*EXTRACTED DATA*.
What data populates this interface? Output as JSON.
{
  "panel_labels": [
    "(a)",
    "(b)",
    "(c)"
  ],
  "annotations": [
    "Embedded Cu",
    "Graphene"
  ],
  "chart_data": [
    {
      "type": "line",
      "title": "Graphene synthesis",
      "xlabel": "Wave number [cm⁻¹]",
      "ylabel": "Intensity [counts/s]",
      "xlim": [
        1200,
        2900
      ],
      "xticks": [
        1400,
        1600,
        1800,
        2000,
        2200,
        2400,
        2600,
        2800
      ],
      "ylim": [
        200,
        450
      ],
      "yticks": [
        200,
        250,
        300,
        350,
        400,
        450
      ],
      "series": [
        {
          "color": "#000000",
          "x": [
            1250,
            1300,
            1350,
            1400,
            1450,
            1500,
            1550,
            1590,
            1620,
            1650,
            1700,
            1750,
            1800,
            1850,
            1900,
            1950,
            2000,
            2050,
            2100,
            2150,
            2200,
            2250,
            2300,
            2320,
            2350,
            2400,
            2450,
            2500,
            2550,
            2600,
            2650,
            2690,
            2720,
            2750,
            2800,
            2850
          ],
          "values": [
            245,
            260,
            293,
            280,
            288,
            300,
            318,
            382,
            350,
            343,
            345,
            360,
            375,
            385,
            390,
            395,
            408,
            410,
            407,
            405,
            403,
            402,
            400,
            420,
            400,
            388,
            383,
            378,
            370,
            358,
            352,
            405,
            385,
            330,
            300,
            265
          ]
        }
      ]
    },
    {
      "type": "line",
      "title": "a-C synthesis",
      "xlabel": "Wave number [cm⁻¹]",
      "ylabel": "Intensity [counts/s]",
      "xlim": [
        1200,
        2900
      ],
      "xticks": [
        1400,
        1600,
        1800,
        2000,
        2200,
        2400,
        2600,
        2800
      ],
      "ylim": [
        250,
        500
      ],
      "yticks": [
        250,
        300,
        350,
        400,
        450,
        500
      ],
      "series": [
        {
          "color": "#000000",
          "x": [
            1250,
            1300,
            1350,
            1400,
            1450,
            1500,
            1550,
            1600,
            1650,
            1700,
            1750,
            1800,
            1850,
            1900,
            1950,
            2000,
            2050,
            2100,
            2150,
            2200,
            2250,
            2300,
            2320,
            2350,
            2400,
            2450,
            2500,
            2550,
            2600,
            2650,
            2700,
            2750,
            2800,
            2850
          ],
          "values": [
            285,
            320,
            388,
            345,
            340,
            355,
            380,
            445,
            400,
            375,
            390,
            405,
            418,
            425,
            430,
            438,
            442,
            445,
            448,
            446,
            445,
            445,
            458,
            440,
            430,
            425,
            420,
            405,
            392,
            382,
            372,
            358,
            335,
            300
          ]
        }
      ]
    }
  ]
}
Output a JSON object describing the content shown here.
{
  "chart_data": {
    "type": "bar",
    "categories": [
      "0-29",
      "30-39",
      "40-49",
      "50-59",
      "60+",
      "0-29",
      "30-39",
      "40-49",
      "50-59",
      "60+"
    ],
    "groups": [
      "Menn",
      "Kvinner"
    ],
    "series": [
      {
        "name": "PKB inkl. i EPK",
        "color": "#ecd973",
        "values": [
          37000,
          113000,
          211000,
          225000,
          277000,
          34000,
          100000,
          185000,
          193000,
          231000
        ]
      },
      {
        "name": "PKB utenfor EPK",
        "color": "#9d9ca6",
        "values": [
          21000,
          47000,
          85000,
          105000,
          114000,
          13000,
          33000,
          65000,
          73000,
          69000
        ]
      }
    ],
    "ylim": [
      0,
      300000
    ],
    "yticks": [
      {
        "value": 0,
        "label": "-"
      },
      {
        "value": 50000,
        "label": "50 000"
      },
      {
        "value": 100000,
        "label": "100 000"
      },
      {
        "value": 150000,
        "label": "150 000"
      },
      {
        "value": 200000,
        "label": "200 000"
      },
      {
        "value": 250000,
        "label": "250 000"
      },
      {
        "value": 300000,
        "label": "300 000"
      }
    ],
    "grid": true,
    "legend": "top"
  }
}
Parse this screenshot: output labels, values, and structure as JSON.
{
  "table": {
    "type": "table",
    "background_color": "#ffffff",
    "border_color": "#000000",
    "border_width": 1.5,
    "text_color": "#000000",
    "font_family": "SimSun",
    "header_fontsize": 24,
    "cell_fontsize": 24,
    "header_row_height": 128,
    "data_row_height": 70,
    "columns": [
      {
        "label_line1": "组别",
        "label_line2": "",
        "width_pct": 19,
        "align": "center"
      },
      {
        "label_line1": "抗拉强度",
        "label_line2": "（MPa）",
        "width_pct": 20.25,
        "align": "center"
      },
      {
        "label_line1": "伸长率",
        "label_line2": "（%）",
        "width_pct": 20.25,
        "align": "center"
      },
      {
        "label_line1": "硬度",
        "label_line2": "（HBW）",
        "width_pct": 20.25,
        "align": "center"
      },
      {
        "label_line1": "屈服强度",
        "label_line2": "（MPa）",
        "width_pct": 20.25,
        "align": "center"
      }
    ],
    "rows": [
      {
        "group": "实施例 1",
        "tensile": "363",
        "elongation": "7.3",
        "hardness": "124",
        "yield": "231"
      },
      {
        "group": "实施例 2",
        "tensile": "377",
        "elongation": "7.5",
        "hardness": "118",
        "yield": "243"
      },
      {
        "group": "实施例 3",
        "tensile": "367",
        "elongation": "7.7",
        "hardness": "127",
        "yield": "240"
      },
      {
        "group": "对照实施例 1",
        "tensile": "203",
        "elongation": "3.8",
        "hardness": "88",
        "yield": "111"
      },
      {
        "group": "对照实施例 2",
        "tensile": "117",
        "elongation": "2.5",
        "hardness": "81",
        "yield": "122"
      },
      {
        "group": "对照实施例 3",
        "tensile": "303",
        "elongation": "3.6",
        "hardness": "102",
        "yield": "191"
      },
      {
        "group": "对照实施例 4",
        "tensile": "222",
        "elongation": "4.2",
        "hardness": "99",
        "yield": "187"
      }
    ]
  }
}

*PROBLEM DETAILS*. Using the records above, gather all lines where the string "Graphene" is present.

*RESPONSE TO THIS TASK*.
    "Graphene"
      "title": "Graphene synthesis",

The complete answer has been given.